RECORDS FOR THIS EXERCISE -
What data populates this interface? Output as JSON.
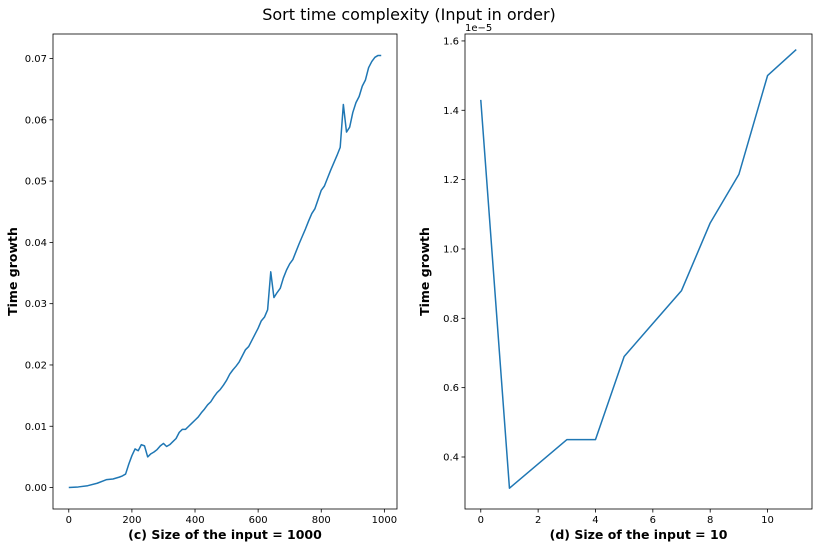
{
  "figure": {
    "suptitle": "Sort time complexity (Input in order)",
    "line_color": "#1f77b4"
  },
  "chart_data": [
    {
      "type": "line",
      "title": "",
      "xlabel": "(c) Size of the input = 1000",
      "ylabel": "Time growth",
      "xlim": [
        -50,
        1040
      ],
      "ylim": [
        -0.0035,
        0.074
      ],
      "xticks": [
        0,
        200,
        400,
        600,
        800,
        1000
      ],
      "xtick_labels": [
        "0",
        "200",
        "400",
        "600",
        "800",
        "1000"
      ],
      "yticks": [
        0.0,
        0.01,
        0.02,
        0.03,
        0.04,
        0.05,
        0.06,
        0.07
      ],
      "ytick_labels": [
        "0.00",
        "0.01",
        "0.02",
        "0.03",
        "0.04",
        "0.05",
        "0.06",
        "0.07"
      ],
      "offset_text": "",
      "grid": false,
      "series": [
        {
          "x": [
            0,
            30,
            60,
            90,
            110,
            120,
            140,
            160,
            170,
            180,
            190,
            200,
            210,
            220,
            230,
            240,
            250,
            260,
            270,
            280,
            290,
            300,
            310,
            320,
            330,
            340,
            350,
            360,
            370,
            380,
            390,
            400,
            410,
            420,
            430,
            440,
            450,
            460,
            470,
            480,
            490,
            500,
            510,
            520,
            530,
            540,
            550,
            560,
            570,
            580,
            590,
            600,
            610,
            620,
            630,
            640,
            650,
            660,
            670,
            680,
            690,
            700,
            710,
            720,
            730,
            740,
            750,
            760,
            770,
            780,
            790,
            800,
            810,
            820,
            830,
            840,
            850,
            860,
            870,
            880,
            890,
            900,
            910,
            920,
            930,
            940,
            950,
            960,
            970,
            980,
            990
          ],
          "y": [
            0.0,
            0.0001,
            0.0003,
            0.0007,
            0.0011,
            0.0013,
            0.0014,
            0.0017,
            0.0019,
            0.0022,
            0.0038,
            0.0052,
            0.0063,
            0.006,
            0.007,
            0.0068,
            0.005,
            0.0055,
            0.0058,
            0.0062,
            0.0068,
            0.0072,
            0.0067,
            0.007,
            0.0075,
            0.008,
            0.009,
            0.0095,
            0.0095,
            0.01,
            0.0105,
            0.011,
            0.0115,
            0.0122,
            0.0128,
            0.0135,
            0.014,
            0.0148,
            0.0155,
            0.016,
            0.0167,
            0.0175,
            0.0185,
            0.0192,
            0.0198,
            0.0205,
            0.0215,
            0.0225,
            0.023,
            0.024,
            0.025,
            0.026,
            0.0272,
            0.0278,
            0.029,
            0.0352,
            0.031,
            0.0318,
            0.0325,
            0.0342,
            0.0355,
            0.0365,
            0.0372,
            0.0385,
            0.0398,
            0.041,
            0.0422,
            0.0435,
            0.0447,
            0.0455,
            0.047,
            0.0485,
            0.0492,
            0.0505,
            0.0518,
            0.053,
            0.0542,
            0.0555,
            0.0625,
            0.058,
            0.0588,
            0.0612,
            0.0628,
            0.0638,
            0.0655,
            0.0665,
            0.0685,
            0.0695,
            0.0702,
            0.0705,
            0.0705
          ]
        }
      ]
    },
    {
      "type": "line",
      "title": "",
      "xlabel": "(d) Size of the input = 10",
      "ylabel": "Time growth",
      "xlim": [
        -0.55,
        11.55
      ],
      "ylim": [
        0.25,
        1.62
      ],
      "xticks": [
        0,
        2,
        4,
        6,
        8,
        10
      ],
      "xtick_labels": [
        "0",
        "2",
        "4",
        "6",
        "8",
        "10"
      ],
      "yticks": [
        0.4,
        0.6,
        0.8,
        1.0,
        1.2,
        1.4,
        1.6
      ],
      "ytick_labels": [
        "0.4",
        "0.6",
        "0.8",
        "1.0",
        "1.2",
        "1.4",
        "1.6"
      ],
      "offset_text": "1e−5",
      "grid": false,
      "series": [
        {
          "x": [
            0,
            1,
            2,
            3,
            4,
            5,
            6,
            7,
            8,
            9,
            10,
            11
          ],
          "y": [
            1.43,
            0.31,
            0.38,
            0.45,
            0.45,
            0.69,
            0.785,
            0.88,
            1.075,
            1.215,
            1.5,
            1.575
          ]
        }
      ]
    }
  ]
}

---

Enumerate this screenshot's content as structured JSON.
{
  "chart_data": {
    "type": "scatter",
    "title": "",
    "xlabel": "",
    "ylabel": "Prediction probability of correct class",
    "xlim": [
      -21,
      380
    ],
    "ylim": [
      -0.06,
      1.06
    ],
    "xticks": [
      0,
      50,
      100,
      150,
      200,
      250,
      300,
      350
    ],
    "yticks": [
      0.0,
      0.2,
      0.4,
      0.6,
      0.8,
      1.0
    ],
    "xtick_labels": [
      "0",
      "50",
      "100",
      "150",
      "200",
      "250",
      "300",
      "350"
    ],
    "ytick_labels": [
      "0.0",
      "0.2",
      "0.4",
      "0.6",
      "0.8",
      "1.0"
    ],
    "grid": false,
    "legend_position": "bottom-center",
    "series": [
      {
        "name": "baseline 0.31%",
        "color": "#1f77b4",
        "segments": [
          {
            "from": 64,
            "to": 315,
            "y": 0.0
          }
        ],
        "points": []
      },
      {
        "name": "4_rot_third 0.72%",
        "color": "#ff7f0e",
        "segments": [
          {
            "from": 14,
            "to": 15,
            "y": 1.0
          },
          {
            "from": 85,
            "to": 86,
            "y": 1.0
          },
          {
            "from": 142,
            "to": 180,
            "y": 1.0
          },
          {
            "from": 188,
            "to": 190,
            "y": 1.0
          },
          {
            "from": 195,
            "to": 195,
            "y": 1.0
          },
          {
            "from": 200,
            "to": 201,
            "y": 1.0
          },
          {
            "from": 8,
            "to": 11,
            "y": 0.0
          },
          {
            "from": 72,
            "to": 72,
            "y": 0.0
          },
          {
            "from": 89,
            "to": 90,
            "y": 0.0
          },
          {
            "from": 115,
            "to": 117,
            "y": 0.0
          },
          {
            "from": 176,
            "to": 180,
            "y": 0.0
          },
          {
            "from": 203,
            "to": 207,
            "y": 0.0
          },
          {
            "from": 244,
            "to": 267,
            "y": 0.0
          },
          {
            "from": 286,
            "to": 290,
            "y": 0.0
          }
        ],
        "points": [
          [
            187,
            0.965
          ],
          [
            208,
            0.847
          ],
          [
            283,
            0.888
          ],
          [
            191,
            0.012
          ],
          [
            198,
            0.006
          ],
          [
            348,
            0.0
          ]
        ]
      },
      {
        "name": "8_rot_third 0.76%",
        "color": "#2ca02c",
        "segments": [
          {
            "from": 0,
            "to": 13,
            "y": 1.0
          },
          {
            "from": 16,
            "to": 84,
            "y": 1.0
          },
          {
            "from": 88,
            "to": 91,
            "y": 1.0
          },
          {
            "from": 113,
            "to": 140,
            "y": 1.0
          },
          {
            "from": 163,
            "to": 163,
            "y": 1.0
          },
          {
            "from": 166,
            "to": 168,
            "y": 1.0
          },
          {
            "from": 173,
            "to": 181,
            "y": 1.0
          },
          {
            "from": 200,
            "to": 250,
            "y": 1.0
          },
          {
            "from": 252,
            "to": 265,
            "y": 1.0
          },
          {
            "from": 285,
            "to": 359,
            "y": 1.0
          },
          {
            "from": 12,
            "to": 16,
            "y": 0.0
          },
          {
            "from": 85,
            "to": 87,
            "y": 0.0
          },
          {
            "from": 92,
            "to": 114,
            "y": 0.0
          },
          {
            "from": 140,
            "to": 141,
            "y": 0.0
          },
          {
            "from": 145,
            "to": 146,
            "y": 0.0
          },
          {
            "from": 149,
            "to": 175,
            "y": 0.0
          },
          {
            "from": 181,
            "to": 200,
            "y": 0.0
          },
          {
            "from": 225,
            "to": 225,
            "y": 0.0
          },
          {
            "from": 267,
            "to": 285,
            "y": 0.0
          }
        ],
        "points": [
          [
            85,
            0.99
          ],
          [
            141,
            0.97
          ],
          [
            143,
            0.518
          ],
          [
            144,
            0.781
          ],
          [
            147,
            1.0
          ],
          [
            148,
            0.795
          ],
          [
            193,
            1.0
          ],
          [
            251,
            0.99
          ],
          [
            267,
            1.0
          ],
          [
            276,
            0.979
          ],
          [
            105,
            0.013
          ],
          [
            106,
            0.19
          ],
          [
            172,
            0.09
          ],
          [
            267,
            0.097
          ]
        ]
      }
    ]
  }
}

==

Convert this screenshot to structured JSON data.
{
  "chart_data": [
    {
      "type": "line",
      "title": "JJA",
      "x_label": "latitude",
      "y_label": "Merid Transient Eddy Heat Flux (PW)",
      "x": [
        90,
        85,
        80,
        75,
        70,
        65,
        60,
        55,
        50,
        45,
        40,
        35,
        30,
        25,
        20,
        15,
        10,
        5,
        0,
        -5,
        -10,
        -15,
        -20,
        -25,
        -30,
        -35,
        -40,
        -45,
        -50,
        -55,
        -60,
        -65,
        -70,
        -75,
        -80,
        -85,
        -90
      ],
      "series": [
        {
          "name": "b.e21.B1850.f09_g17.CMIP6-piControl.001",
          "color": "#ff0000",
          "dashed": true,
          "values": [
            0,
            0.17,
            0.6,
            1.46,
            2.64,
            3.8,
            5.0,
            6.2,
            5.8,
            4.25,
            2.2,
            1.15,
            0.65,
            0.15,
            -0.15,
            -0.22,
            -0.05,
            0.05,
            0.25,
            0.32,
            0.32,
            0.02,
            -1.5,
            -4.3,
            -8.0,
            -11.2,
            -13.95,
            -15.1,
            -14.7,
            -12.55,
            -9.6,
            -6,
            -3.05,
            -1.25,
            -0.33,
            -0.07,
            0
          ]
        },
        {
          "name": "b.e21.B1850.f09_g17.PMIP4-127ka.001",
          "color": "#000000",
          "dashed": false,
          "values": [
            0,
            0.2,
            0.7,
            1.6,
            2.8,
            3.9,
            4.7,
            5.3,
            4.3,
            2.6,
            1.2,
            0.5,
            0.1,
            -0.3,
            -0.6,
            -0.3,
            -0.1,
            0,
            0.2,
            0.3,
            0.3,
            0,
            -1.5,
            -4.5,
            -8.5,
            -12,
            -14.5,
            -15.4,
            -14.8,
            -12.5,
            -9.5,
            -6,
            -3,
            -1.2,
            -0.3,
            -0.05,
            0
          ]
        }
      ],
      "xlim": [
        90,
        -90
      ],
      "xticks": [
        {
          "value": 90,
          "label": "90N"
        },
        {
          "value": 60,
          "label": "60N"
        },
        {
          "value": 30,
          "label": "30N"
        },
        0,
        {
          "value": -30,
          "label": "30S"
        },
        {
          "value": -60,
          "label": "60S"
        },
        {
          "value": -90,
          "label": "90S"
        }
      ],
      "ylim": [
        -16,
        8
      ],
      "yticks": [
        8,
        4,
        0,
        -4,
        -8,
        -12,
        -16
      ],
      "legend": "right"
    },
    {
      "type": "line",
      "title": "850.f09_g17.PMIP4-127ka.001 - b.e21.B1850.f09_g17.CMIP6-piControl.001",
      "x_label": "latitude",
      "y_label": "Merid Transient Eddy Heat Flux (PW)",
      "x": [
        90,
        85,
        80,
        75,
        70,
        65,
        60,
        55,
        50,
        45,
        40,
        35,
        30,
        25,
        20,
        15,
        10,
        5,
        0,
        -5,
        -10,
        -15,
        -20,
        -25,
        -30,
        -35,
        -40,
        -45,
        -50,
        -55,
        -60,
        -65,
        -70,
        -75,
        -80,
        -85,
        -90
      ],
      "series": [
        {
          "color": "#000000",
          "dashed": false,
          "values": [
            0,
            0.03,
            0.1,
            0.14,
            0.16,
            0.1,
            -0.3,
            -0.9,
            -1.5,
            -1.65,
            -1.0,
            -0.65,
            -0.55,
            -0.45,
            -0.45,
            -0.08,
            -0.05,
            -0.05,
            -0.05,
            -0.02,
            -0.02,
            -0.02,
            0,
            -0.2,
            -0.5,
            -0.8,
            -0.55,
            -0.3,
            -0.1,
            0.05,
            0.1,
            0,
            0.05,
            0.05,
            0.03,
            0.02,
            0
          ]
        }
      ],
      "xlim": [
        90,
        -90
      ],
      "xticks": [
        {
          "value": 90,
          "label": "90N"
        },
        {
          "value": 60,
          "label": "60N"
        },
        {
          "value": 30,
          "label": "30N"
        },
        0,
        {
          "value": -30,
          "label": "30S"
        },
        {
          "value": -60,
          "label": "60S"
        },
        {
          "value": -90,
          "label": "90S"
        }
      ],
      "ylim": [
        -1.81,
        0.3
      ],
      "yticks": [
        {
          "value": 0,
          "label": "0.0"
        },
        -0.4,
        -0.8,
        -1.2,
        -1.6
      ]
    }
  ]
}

CHALLENGE - Filter the records above for lines containing the word "xlabel", and copy those lines.

SOLUTION FOR THIS PROBLEM -
      "xlabel": "(c) Size of the input = 1000",
      "xlabel": "(d) Size of the input = 10",
    "xlabel": "",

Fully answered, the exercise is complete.